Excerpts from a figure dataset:
■ ■ ■

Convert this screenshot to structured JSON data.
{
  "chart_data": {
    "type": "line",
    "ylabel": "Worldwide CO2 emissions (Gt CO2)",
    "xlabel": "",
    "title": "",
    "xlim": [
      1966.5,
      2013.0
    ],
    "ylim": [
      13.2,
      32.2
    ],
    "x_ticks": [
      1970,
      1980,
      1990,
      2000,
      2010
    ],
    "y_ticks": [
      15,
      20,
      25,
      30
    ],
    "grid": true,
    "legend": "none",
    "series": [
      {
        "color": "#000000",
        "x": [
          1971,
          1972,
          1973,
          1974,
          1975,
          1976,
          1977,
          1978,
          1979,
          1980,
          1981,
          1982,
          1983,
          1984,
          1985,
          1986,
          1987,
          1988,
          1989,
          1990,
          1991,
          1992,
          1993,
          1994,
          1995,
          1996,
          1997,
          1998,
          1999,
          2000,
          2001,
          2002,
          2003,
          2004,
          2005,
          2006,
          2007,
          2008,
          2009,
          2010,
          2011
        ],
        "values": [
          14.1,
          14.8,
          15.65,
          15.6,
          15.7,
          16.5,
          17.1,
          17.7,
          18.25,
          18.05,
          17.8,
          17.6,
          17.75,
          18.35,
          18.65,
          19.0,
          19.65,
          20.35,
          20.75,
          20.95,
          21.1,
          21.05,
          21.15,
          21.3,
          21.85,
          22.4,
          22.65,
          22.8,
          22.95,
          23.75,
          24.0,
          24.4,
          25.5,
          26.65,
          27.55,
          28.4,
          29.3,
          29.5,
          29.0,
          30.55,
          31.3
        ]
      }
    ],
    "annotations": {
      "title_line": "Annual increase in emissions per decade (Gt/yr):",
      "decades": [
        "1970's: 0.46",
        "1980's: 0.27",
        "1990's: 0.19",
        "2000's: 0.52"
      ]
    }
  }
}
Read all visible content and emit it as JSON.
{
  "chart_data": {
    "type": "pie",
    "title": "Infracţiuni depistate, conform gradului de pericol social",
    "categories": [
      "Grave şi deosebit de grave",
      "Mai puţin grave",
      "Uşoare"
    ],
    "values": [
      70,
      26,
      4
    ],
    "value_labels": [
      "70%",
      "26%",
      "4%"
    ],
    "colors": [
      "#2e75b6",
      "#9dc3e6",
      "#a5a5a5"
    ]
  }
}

■ ■ ■

_Set task_: Repeat the entries exactly, all of them.

_Reply_:
Convert this screenshot to structured JSON data.
{
  "chart_data": {
    "type": "line",
    "ylabel": "Worldwide CO2 emissions (Gt CO2)",
    "xlabel": "",
    "title": "",
    "xlim": [
      1966.5,
      2013.0
    ],
    "ylim": [
      13.2,
      32.2
    ],
    "x_ticks": [
      1970,
      1980,
      1990,
      2000,
      2010
    ],
    "y_ticks": [
      15,
      20,
      25,
      30
    ],
    "grid": true,
    "legend": "none",
    "series": [
      {
        "color": "#000000",
        "x": [
          1971,
          1972,
          1973,
          1974,
          1975,
          1976,
          1977,
          1978,
          1979,
          1980,
          1981,
          1982,
          1983,
          1984,
          1985,
          1986,
          1987,
          1988,
          1989,
          1990,
          1991,
          1992,
          1993,
          1994,
          1995,
          1996,
          1997,
          1998,
          1999,
          2000,
          2001,
          2002,
          2003,
          2004,
          2005,
          2006,
          2007,
          2008,
          2009,
          2010,
          2011
        ],
        "values": [
          14.1,
          14.8,
          15.65,
          15.6,
          15.7,
          16.5,
          17.1,
          17.7,
          18.25,
          18.05,
          17.8,
          17.6,
          17.75,
          18.35,
          18.65,
          19.0,
          19.65,
          20.35,
          20.75,
          20.95,
          21.1,
          21.05,
          21.15,
          21.3,
          21.85,
          22.4,
          22.65,
          22.8,
          22.95,
          23.75,
          24.0,
          24.4,
          25.5,
          26.65,
          27.55,
          28.4,
          29.3,
          29.5,
          29.0,
          30.55,
          31.3
        ]
      }
    ],
    "annotations": {
      "title_line": "Annual increase in emissions per decade (Gt/yr):",
      "decades": [
        "1970's: 0.46",
        "1980's: 0.27",
        "1990's: 0.19",
        "2000's: 0.52"
      ]
    }
  }
}
Read all visible content and emit it as JSON.
{
  "chart_data": {
    "type": "pie",
    "title": "Infracţiuni depistate, conform gradului de pericol social",
    "categories": [
      "Grave şi deosebit de grave",
      "Mai puţin grave",
      "Uşoare"
    ],
    "values": [
      70,
      26,
      4
    ],
    "value_labels": [
      "70%",
      "26%",
      "4%"
    ],
    "colors": [
      "#2e75b6",
      "#9dc3e6",
      "#a5a5a5"
    ]
  }
}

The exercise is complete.